* **WHAT TO WORK ON**
Give only the number of lines in the records that include the string "livro".

(Extracted data entries)
-- BEGIN --

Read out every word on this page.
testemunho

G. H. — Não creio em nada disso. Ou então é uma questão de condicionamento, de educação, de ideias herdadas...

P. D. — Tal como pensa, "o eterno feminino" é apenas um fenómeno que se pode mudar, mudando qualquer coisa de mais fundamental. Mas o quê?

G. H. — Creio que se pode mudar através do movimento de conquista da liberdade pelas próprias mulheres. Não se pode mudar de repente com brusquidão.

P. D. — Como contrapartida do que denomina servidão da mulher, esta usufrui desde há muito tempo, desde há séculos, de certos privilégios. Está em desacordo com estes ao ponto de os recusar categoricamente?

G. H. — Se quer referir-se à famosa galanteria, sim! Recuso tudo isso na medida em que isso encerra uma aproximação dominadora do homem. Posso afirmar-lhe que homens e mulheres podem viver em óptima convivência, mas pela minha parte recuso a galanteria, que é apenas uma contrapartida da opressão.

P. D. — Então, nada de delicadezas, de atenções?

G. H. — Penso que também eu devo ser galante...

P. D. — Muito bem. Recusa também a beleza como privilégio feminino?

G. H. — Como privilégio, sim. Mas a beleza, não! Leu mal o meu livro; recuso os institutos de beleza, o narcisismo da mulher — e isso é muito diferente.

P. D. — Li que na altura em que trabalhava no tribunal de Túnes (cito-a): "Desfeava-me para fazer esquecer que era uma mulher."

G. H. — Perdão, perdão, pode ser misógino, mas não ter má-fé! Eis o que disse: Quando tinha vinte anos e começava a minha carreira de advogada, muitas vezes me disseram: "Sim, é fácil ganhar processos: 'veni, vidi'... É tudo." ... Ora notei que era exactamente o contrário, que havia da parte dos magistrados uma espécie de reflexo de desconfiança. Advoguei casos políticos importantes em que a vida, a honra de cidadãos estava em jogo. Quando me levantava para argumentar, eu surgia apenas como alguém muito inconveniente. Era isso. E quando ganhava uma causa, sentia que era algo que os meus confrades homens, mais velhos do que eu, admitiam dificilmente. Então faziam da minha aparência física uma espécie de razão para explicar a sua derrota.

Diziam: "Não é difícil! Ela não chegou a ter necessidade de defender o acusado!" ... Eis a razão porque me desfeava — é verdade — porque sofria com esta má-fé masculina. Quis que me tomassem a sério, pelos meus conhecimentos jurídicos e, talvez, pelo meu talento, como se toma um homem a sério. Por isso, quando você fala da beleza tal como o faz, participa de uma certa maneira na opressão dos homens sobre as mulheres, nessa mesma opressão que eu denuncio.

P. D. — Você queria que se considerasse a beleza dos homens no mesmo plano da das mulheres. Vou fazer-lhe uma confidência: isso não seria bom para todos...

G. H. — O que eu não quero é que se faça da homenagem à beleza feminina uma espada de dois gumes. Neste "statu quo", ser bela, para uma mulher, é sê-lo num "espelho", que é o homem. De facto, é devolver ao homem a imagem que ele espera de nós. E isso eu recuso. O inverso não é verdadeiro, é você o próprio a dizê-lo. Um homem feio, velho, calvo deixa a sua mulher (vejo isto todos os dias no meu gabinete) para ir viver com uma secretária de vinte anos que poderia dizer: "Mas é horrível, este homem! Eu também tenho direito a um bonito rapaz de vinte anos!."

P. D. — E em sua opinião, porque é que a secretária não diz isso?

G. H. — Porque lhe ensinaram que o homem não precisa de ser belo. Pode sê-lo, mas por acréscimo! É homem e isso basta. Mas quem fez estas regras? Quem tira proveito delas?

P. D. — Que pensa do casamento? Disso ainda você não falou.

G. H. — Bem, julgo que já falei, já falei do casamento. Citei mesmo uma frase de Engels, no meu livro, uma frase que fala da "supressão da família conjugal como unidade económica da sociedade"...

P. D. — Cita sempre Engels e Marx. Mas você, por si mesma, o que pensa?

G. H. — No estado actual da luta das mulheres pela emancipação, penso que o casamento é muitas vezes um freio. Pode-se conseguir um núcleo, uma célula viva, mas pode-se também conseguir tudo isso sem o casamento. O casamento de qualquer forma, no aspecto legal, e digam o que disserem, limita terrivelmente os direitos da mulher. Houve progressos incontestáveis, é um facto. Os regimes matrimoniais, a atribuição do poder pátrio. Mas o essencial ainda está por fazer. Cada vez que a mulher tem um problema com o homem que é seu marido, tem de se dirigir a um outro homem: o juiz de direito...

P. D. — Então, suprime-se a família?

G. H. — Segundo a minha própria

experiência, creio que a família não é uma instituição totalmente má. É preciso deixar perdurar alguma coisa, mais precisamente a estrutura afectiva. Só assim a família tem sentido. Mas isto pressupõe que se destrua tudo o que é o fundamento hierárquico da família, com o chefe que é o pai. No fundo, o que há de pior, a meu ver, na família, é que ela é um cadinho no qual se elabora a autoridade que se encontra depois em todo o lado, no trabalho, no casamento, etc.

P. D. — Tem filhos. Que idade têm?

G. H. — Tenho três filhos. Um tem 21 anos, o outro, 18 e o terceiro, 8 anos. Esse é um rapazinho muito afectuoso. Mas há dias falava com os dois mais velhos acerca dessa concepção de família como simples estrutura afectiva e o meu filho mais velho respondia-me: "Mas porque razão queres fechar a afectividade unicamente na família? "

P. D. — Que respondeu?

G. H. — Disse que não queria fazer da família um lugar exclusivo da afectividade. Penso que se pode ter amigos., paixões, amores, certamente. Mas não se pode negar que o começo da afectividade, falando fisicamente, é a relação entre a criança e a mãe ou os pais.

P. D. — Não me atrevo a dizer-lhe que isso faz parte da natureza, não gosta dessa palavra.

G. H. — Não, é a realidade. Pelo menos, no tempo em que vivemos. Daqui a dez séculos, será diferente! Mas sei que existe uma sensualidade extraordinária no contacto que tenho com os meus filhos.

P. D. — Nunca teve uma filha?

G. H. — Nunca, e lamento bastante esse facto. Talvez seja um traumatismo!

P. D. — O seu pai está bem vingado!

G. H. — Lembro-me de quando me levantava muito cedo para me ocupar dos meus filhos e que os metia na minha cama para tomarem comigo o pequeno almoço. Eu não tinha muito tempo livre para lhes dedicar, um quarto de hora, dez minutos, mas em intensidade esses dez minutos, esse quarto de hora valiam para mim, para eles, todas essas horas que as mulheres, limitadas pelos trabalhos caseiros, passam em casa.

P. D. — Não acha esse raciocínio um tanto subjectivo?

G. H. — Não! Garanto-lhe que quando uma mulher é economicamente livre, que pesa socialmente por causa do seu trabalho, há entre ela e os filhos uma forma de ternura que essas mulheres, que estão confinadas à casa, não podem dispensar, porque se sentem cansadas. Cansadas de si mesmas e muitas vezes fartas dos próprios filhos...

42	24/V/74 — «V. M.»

-- END --
-- BEGIN --

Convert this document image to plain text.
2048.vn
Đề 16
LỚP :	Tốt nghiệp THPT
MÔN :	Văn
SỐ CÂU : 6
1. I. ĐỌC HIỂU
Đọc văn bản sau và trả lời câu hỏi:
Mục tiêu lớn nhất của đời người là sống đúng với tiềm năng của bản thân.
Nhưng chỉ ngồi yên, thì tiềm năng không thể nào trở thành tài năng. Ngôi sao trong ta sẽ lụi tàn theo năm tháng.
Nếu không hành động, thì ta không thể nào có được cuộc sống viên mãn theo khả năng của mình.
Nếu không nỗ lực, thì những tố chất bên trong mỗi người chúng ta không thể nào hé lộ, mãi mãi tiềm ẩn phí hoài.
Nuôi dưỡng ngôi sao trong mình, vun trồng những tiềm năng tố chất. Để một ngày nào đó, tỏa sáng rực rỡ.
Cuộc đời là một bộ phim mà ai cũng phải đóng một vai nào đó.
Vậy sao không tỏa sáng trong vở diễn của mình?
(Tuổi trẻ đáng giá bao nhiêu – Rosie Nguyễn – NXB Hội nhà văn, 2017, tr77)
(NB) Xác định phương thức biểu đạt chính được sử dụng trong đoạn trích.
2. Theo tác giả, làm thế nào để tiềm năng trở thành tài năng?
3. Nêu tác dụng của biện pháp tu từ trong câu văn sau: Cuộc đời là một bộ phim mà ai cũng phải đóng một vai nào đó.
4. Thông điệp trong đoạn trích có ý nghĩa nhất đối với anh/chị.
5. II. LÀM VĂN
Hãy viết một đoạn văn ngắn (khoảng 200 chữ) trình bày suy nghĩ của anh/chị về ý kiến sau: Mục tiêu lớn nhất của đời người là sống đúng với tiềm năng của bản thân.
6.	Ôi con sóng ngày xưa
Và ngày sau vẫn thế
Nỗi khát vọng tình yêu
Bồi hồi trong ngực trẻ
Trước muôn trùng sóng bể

-- END --
-- BEGIN --

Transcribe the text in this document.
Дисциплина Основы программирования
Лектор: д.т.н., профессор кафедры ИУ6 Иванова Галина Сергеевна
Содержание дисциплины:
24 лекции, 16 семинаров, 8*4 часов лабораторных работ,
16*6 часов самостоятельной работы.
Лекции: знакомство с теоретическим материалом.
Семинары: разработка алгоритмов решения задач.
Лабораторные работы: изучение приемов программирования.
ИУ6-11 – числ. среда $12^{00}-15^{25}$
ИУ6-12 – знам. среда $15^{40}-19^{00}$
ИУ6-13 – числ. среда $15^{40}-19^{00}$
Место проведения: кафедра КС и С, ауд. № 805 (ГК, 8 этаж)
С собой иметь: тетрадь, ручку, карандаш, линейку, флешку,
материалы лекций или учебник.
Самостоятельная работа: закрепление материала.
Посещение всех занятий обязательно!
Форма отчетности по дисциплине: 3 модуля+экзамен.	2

-- END --

* **ANSWER FOR THE TASK**
2